Exercise. Determine how many lines in the entries below include "text". The reply should be that number and nothing else.

Working data.
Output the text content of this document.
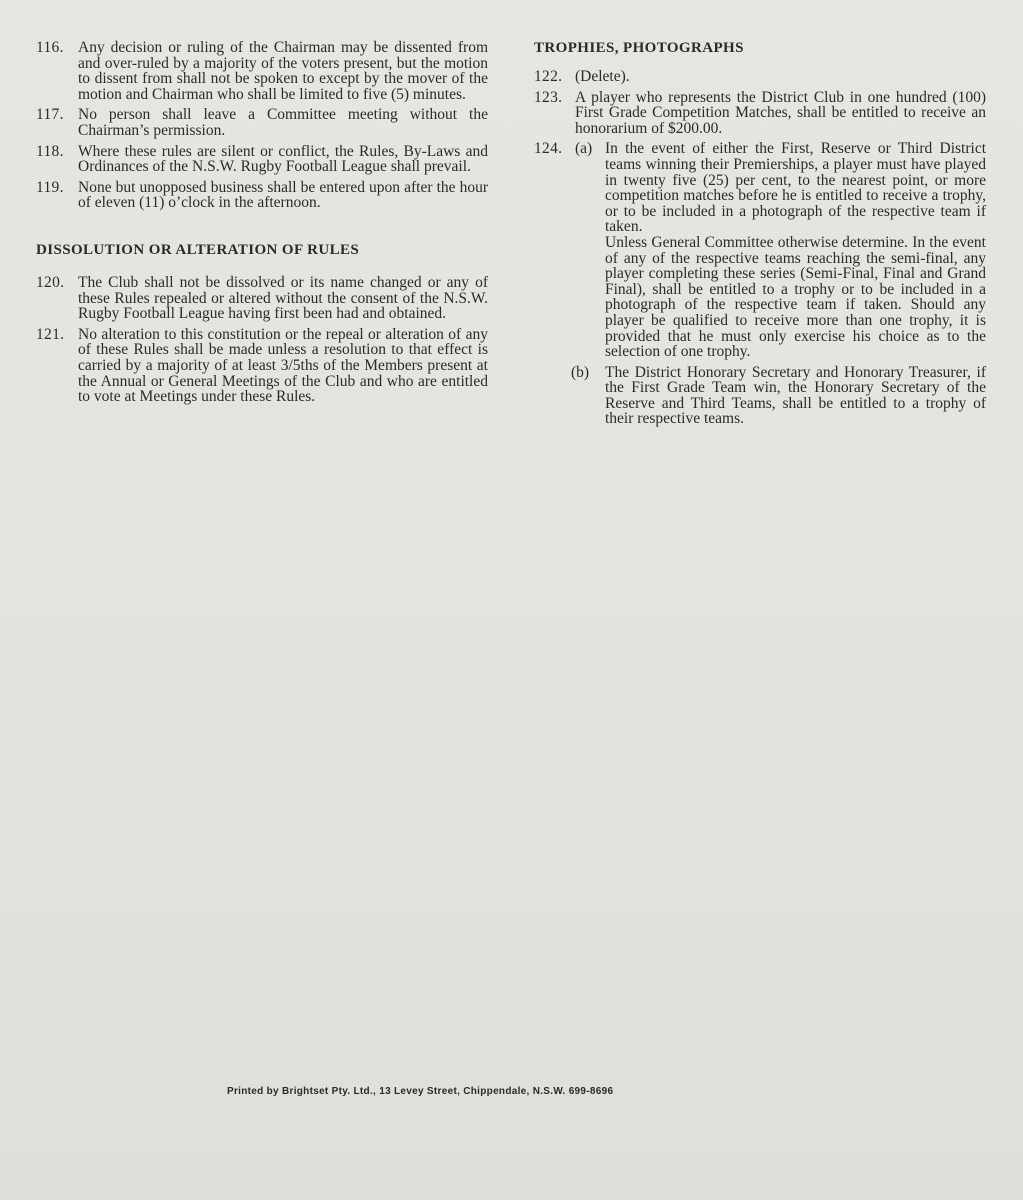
116. Any decision or ruling of the Chairman may be dissented from and over-ruled by a majority of the voters present, but the motion to dissent from shall not be spoken to except by the mover of the motion and Chairman who shall be limited to five (5) minutes.
117. No person shall leave a Committee meeting without the Chairman’s permission.
118. Where these rules are silent or conflict, the Rules, By-Laws and Ordinances of the N.S.W. Rugby Football League shall prevail.
119. None but unopposed business shall be entered upon after the hour of eleven (11) o’clock in the afternoon.
DISSOLUTION OR ALTERATION OF RULES
120. The Club shall not be dissolved or its name changed or any of these Rules repealed or altered without the consent of the N.S.W. Rugby Football League having first been had and obtained.
121. No alteration to this constitution or the repeal or alteration of any of these Rules shall be made unless a resolution to that effect is carried by a majority of at least 3/5ths of the Members present at the Annual or General Meetings of the Club and who are entitled to vote at Meetings under these Rules.
TROPHIES, PHOTOGRAPHS
122. (Delete).
123. A player who represents the District Club in one hundred (100) First Grade Competition Matches, shall be entitled to receive an honorarium of $200.00.
124. (a) In the event of either the First, Reserve or Third District teams winning their Premierships, a player must have played in twenty five (25) per cent, to the nearest point, or more competition matches before he is entitled to receive a trophy, or to be included in a photograph of the respective team if taken.

Unless General Committee otherwise determine. In the event of any of the respective teams reaching the semi-final, any player completing these series (Semi-Final, Final and Grand Final), shall be entitled to a trophy or to be included in a photograph of the respective team if taken. Should any player be qualified to receive more than one trophy, it is provided that he must only exercise his choice as to the selection of one trophy.

(b)	The District Honorary Secretary and Honorary Treasurer, if the First Grade Team win, the Honorary Secretary of the Reserve and Third Teams, shall be entitled to a trophy of their respective teams.

Printed by Brightset Pty. Ltd., 13 Levey Street, Chippendale, N.S.W. 699-8696
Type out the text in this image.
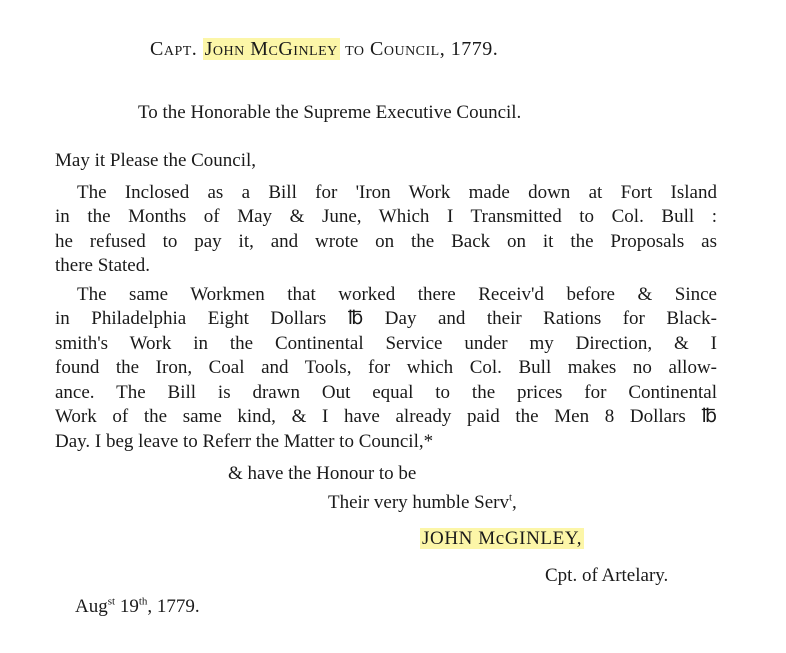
Capt. John McGinley to Council, 1779.
To the Honorable the Supreme Executive Council.
May it Please the Council,
The Inclosed as a Bill for 'Iron Work made down at Fort Island
in the Months of May & June, Which I Transmitted to Col. Bull :
he refused to pay it, and wrote on the Back on it the Proposals as
there Stated.
The same Workmen that worked there Receiv'd before & Since
in Philadelphia Eight Dollars ℔ Day and their Rations for Black-
smith's Work in the Continental Service under my Direction, & I
found the Iron, Coal and Tools, for which Col. Bull makes no allow-
ance. The Bill is drawn Out equal to the prices for Continental
Work of the same kind, & I have already paid the Men 8 Dollars ℔
Day. I beg leave to Referr the Matter to Council,*
& have the Honour to be
Their very humble Serv$^t$,
JOHN McGINLEY,
Cpt. of Artelary.
Aug$^{st}$ 19th, 1779.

Problem solution. 2